-- Entries start --

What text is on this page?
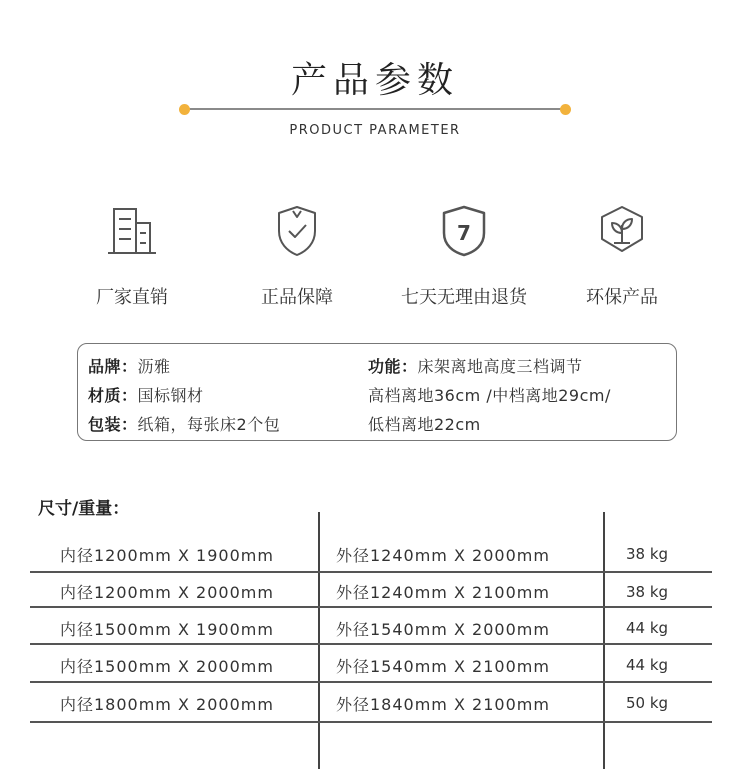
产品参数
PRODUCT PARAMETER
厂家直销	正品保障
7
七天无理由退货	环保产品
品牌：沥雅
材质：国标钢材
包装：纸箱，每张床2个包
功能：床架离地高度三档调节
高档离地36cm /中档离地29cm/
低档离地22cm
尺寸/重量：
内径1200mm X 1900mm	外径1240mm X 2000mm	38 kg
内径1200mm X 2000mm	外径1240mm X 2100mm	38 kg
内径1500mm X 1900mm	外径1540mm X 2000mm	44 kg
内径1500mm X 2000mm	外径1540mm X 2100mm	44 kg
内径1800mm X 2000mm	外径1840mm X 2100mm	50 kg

-- Entries end --

- **Request**
Print out the whole of the material word for word, without pictures.

- **Answer below**
What text is on this page?
产品参数
PRODUCT PARAMETER
厂家直销	正品保障
7
七天无理由退货	环保产品
品牌：沥雅
材质：国标钢材
包装：纸箱，每张床2个包
功能：床架离地高度三档调节
高档离地36cm /中档离地29cm/
低档离地22cm
尺寸/重量：
内径1200mm X 1900mm	外径1240mm X 2000mm	38 kg
内径1200mm X 2000mm	外径1240mm X 2100mm	38 kg
内径1500mm X 1900mm	外径1540mm X 2000mm	44 kg
内径1500mm X 2000mm	外径1540mm X 2100mm	44 kg
内径1800mm X 2000mm	外径1840mm X 2100mm	50 kg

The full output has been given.